**WHAT IS BEING ASKED**
Write every entry out again exactly, please, and skip the pictures.
---------- RECORDS SUPPLIED
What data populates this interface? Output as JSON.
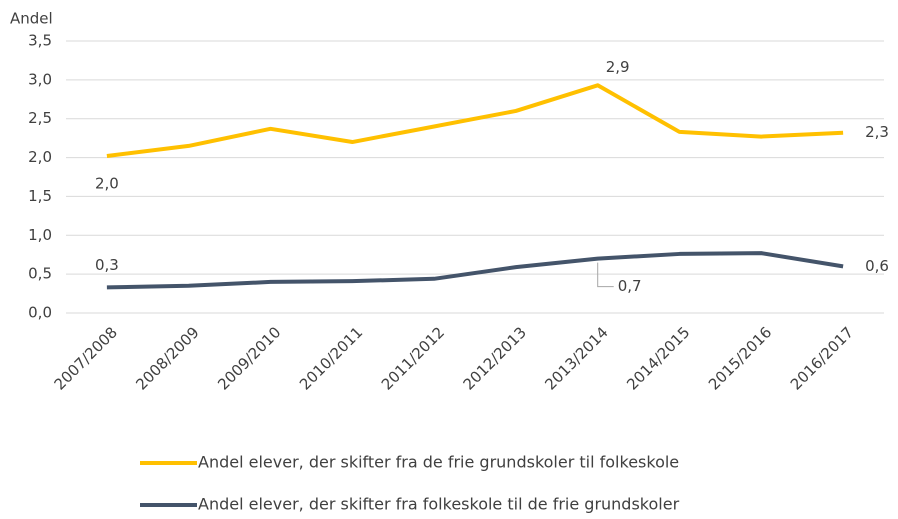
{
  "chart_data": {
    "type": "line",
    "y_label": "Andel",
    "categories": [
      "2007/2008",
      "2008/2009",
      "2009/2010",
      "2010/2011",
      "2011/2012",
      "2012/2013",
      "2013/2014",
      "2014/2015",
      "2015/2016",
      "2016/2017"
    ],
    "series": [
      {
        "name": "Andel elever, der skifter fra de frie grundskoler til folkeskole",
        "color": "#FFC000",
        "values": [
          2.02,
          2.15,
          2.37,
          2.2,
          2.4,
          2.6,
          2.93,
          2.33,
          2.27,
          2.32
        ],
        "value_labels": [
          "2,0",
          null,
          null,
          null,
          null,
          null,
          "2,9",
          null,
          null,
          "2,3"
        ]
      },
      {
        "name": "Andel elever, der skifter fra folkeskole til de frie grundskoler",
        "color": "#44546A",
        "values": [
          0.33,
          0.35,
          0.4,
          0.41,
          0.44,
          0.59,
          0.7,
          0.76,
          0.77,
          0.6
        ],
        "value_labels": [
          "0,3",
          null,
          null,
          null,
          null,
          null,
          "0,7",
          null,
          null,
          "0,6"
        ]
      }
    ],
    "ylim": [
      0,
      3.5
    ],
    "yticks": [
      {
        "value": 0,
        "label": "0,0"
      },
      {
        "value": 0.5,
        "label": "0,5"
      },
      {
        "value": 1,
        "label": "1,0"
      },
      {
        "value": 1.5,
        "label": "1,5"
      },
      {
        "value": 2,
        "label": "2,0"
      },
      {
        "value": 2.5,
        "label": "2,5"
      },
      {
        "value": 3,
        "label": "3,0"
      },
      {
        "value": 3.5,
        "label": "3,5"
      }
    ],
    "grid": true
  }
}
--------------------
**WRITTEN RESPONSE**
What data populates this interface? Output as JSON.
{
  "chart_data": {
    "type": "line",
    "y_label": "Andel",
    "categories": [
      "2007/2008",
      "2008/2009",
      "2009/2010",
      "2010/2011",
      "2011/2012",
      "2012/2013",
      "2013/2014",
      "2014/2015",
      "2015/2016",
      "2016/2017"
    ],
    "series": [
      {
        "name": "Andel elever, der skifter fra de frie grundskoler til folkeskole",
        "color": "#FFC000",
        "values": [
          2.02,
          2.15,
          2.37,
          2.2,
          2.4,
          2.6,
          2.93,
          2.33,
          2.27,
          2.32
        ],
        "value_labels": [
          "2,0",
          null,
          null,
          null,
          null,
          null,
          "2,9",
          null,
          null,
          "2,3"
        ]
      },
      {
        "name": "Andel elever, der skifter fra folkeskole til de frie grundskoler",
        "color": "#44546A",
        "values": [
          0.33,
          0.35,
          0.4,
          0.41,
          0.44,
          0.59,
          0.7,
          0.76,
          0.77,
          0.6
        ],
        "value_labels": [
          "0,3",
          null,
          null,
          null,
          null,
          null,
          "0,7",
          null,
          null,
          "0,6"
        ]
      }
    ],
    "ylim": [
      0,
      3.5
    ],
    "yticks": [
      {
        "value": 0,
        "label": "0,0"
      },
      {
        "value": 0.5,
        "label": "0,5"
      },
      {
        "value": 1,
        "label": "1,0"
      },
      {
        "value": 1.5,
        "label": "1,5"
      },
      {
        "value": 2,
        "label": "2,0"
      },
      {
        "value": 2.5,
        "label": "2,5"
      },
      {
        "value": 3,
        "label": "3,0"
      },
      {
        "value": 3.5,
        "label": "3,5"
      }
    ],
    "grid": true
  }
}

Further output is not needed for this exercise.